> **What needs to be done**:
In the entries below, find the lines that contain the word "Extension" and copy them.

---------- Data listing ----------

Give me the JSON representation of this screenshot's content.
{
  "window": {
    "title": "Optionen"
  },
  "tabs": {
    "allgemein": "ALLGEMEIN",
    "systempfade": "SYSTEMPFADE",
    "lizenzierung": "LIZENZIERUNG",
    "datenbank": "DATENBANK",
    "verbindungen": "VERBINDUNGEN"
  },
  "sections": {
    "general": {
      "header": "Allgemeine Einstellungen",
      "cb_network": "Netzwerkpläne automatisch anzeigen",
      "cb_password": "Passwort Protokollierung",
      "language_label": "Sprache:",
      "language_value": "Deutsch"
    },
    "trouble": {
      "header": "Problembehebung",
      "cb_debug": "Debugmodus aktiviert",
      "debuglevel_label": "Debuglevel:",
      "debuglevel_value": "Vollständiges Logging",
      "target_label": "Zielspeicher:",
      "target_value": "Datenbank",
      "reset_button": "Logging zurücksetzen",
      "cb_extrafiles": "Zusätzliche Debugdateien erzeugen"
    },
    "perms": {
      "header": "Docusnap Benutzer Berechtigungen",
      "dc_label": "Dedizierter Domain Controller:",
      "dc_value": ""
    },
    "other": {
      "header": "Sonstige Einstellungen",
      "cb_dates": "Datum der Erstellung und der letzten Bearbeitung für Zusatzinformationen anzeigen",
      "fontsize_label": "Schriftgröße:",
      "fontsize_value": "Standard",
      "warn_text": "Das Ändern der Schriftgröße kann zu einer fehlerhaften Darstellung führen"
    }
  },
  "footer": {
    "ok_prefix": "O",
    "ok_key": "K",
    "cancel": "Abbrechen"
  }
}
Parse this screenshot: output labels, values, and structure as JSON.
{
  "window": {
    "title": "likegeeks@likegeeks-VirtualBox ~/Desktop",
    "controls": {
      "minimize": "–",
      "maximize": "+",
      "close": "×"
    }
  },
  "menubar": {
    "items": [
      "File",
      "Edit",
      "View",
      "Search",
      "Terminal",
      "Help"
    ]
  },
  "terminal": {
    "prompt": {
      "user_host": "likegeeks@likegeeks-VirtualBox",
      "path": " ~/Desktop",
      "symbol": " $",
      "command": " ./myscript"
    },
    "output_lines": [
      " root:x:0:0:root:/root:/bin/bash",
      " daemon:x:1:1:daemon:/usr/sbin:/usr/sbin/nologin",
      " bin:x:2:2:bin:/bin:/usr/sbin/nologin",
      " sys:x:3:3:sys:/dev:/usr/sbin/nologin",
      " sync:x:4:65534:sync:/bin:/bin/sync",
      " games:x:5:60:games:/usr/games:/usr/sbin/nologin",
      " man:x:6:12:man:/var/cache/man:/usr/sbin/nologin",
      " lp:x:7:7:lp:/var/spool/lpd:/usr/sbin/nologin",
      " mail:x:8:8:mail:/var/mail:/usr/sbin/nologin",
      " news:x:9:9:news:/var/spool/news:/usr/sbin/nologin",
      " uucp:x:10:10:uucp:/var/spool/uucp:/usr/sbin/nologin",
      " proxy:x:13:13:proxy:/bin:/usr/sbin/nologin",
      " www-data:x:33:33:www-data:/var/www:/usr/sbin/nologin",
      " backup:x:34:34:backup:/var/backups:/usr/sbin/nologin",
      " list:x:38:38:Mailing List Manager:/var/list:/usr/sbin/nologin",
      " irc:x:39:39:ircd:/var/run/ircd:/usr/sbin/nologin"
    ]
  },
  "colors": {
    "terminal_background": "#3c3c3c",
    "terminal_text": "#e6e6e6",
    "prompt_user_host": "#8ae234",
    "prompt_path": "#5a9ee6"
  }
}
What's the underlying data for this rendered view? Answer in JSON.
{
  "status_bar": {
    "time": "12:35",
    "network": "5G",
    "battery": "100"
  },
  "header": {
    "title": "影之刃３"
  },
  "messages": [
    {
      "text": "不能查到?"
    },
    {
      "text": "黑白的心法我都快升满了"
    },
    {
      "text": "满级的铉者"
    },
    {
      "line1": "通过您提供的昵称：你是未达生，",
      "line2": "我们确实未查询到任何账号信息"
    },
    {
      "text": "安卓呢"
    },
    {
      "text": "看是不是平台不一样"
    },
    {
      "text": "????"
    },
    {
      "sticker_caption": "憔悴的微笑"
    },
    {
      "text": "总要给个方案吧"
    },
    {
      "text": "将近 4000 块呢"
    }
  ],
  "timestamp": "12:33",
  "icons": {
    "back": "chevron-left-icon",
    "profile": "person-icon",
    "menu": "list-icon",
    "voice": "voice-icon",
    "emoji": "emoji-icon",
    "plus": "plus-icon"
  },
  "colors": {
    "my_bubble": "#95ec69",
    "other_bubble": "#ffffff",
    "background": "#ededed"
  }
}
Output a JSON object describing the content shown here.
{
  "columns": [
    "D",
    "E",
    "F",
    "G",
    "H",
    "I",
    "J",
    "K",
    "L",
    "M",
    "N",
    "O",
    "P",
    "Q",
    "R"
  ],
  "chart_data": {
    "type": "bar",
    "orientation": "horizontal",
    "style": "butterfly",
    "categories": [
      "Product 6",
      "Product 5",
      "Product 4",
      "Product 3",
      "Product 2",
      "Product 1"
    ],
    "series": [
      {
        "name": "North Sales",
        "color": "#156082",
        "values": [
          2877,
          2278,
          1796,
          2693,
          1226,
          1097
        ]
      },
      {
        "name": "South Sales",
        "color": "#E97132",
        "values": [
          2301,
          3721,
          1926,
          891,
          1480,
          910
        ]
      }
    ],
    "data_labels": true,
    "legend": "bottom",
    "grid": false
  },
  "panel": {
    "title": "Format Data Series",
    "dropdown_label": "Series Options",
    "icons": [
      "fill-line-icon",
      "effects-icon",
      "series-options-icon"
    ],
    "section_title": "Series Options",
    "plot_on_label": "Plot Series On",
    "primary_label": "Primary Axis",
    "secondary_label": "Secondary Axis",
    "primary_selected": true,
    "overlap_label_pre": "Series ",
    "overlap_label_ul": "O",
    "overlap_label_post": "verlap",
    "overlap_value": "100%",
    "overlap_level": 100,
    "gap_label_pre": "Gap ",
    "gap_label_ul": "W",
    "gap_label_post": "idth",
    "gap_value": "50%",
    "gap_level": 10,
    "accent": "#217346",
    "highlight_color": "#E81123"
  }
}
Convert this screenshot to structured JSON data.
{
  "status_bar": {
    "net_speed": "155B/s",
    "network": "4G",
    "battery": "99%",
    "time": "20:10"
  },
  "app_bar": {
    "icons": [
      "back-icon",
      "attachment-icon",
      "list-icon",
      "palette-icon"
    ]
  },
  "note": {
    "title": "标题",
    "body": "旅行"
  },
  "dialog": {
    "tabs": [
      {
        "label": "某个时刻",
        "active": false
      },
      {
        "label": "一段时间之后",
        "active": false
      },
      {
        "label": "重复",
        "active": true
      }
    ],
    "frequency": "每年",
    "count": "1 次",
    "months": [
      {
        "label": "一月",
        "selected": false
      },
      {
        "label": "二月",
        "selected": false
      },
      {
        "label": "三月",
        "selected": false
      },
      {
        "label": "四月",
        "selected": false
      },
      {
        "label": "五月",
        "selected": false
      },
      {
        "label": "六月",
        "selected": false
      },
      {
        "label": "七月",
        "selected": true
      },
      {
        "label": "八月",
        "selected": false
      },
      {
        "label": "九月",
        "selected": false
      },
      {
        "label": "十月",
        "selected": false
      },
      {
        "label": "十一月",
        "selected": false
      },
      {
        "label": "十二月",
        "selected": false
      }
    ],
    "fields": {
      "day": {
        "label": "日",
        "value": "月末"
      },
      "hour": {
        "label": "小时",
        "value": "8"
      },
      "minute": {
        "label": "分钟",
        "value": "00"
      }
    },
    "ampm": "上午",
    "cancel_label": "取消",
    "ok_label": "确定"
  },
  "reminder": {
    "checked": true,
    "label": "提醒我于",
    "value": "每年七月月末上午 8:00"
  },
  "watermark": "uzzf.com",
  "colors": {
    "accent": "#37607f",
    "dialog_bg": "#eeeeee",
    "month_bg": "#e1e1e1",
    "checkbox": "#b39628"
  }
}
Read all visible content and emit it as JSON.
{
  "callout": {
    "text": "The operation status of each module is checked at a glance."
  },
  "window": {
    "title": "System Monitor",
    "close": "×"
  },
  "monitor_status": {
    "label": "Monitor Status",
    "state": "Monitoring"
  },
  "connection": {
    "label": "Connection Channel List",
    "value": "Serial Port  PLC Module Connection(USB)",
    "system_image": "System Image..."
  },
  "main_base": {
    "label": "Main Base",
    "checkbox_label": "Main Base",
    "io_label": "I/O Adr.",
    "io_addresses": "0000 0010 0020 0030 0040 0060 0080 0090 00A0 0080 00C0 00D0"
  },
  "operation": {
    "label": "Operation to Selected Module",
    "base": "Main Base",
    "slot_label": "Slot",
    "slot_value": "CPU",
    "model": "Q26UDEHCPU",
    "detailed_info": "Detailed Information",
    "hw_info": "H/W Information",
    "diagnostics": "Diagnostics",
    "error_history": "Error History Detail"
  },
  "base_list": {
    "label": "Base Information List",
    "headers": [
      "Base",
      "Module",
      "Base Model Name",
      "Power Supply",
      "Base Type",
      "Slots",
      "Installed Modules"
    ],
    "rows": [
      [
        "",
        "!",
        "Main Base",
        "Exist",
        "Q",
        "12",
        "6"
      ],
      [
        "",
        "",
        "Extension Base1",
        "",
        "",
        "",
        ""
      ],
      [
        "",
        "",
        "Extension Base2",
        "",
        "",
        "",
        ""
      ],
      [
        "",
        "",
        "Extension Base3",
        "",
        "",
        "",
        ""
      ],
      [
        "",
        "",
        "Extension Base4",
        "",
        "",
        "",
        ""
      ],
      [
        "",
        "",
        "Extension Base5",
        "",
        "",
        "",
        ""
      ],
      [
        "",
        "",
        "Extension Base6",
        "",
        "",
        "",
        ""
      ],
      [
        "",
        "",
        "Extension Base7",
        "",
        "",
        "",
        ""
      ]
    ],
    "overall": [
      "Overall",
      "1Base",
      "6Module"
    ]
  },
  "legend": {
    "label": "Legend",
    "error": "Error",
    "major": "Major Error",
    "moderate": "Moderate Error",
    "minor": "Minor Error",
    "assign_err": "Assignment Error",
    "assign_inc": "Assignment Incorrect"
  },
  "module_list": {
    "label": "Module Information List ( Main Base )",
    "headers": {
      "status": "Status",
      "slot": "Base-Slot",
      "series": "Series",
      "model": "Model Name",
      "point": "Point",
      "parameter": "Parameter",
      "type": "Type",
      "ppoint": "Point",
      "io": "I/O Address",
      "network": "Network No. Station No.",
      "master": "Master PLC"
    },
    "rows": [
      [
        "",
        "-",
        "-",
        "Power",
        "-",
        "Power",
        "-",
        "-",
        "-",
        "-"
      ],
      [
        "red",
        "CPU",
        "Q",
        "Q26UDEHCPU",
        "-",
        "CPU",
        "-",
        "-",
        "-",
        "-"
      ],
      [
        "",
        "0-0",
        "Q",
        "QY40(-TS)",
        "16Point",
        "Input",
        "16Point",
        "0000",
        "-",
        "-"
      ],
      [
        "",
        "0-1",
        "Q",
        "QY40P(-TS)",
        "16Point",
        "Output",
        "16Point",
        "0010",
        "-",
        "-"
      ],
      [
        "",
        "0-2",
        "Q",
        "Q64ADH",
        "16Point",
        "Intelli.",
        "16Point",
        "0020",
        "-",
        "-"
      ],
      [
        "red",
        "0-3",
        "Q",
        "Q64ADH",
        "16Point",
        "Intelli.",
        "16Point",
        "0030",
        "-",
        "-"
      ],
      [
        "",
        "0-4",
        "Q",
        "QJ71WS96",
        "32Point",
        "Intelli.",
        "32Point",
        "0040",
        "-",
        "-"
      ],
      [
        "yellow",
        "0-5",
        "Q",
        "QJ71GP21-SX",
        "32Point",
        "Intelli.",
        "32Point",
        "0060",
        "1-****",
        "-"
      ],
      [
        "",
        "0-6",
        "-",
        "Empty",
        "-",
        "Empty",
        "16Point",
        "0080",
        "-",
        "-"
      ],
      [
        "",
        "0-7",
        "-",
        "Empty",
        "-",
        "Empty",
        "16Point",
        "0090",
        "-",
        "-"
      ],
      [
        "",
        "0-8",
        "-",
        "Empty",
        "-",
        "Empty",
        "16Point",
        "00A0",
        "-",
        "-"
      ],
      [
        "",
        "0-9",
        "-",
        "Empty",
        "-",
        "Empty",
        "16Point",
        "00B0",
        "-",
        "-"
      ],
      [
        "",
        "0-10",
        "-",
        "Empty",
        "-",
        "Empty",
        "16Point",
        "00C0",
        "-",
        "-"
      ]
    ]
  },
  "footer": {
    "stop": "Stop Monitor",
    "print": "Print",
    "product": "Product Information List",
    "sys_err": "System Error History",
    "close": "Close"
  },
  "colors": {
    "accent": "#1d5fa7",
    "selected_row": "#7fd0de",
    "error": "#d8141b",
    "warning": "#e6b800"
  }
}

----------

> **Output of the exercise**:
        "Extension Base1",
        "Extension Base2",
        "Extension Base3",
        "Extension Base4",
        "Extension Base5",
        "Extension Base6",
        "Extension Base7",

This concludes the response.